* _Written problem_:
You are to retype all of the data exactly as it appears.

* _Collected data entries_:
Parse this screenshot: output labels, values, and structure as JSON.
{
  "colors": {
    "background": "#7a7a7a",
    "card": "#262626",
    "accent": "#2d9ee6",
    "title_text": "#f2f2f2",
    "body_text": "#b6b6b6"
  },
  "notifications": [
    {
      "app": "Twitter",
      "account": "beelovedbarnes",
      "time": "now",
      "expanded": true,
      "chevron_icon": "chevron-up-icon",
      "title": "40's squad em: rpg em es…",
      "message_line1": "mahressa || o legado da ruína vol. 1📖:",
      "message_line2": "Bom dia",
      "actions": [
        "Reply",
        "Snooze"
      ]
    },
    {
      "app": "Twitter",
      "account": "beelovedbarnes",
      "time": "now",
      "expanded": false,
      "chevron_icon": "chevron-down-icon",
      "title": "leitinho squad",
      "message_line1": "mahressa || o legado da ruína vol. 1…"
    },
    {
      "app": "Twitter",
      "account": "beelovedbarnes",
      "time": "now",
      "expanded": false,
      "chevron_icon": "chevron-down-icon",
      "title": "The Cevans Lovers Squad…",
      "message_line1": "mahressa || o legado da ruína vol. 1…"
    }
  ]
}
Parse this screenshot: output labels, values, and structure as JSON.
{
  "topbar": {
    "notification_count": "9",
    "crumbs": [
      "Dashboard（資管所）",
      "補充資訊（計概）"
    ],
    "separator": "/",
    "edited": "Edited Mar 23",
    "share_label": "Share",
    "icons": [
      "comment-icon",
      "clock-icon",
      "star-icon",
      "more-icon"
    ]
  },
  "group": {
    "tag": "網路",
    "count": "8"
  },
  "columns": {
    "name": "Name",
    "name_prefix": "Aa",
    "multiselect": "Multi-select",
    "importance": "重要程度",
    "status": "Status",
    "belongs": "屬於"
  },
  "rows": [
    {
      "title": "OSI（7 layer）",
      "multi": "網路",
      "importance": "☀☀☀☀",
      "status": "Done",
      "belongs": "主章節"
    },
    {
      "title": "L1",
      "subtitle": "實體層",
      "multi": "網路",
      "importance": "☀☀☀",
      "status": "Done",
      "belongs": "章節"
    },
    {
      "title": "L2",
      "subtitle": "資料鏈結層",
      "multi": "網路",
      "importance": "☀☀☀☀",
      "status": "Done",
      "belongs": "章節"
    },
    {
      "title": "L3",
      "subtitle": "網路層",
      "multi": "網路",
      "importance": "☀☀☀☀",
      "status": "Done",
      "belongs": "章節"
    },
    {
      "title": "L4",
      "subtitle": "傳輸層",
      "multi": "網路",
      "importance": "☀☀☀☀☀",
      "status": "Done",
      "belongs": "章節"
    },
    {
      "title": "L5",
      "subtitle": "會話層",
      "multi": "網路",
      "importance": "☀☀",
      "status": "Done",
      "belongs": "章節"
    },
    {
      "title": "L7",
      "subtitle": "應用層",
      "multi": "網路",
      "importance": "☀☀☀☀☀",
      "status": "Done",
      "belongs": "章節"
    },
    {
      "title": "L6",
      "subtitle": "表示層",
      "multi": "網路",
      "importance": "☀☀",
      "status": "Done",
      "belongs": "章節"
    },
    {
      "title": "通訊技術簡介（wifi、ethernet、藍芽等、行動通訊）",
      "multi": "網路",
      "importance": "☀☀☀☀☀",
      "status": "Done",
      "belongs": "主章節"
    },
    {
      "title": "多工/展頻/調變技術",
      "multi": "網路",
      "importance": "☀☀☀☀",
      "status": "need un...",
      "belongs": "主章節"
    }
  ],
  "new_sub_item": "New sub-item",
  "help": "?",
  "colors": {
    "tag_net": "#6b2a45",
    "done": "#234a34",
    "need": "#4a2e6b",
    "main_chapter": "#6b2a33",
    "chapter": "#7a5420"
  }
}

* _Exercise solution_:
Parse this screenshot: output labels, values, and structure as JSON.
{
  "colors": {
    "background": "#7a7a7a",
    "card": "#262626",
    "accent": "#2d9ee6",
    "title_text": "#f2f2f2",
    "body_text": "#b6b6b6"
  },
  "notifications": [
    {
      "app": "Twitter",
      "account": "beelovedbarnes",
      "time": "now",
      "expanded": true,
      "chevron_icon": "chevron-up-icon",
      "title": "40's squad em: rpg em es…",
      "message_line1": "mahressa || o legado da ruína vol. 1📖:",
      "message_line2": "Bom dia",
      "actions": [
        "Reply",
        "Snooze"
      ]
    },
    {
      "app": "Twitter",
      "account": "beelovedbarnes",
      "time": "now",
      "expanded": false,
      "chevron_icon": "chevron-down-icon",
      "title": "leitinho squad",
      "message_line1": "mahressa || o legado da ruína vol. 1…"
    },
    {
      "app": "Twitter",
      "account": "beelovedbarnes",
      "time": "now",
      "expanded": false,
      "chevron_icon": "chevron-down-icon",
      "title": "The Cevans Lovers Squad…",
      "message_line1": "mahressa || o legado da ruína vol. 1…"
    }
  ]
}
Parse this screenshot: output labels, values, and structure as JSON.
{
  "topbar": {
    "notification_count": "9",
    "crumbs": [
      "Dashboard（資管所）",
      "補充資訊（計概）"
    ],
    "separator": "/",
    "edited": "Edited Mar 23",
    "share_label": "Share",
    "icons": [
      "comment-icon",
      "clock-icon",
      "star-icon",
      "more-icon"
    ]
  },
  "group": {
    "tag": "網路",
    "count": "8"
  },
  "columns": {
    "name": "Name",
    "name_prefix": "Aa",
    "multiselect": "Multi-select",
    "importance": "重要程度",
    "status": "Status",
    "belongs": "屬於"
  },
  "rows": [
    {
      "title": "OSI（7 layer）",
      "multi": "網路",
      "importance": "☀☀☀☀",
      "status": "Done",
      "belongs": "主章節"
    },
    {
      "title": "L1",
      "subtitle": "實體層",
      "multi": "網路",
      "importance": "☀☀☀",
      "status": "Done",
      "belongs": "章節"
    },
    {
      "title": "L2",
      "subtitle": "資料鏈結層",
      "multi": "網路",
      "importance": "☀☀☀☀",
      "status": "Done",
      "belongs": "章節"
    },
    {
      "title": "L3",
      "subtitle": "網路層",
      "multi": "網路",
      "importance": "☀☀☀☀",
      "status": "Done",
      "belongs": "章節"
    },
    {
      "title": "L4",
      "subtitle": "傳輸層",
      "multi": "網路",
      "importance": "☀☀☀☀☀",
      "status": "Done",
      "belongs": "章節"
    },
    {
      "title": "L5",
      "subtitle": "會話層",
      "multi": "網路",
      "importance": "☀☀",
      "status": "Done",
      "belongs": "章節"
    },
    {
      "title": "L7",
      "subtitle": "應用層",
      "multi": "網路",
      "importance": "☀☀☀☀☀",
      "status": "Done",
      "belongs": "章節"
    },
    {
      "title": "L6",
      "subtitle": "表示層",
      "multi": "網路",
      "importance": "☀☀",
      "status": "Done",
      "belongs": "章節"
    },
    {
      "title": "通訊技術簡介（wifi、ethernet、藍芽等、行動通訊）",
      "multi": "網路",
      "importance": "☀☀☀☀☀",
      "status": "Done",
      "belongs": "主章節"
    },
    {
      "title": "多工/展頻/調變技術",
      "multi": "網路",
      "importance": "☀☀☀☀",
      "status": "need un...",
      "belongs": "主章節"
    }
  ],
  "new_sub_item": "New sub-item",
  "help": "?",
  "colors": {
    "tag_net": "#6b2a45",
    "done": "#234a34",
    "need": "#4a2e6b",
    "main_chapter": "#6b2a33",
    "chapter": "#7a5420"
  }
}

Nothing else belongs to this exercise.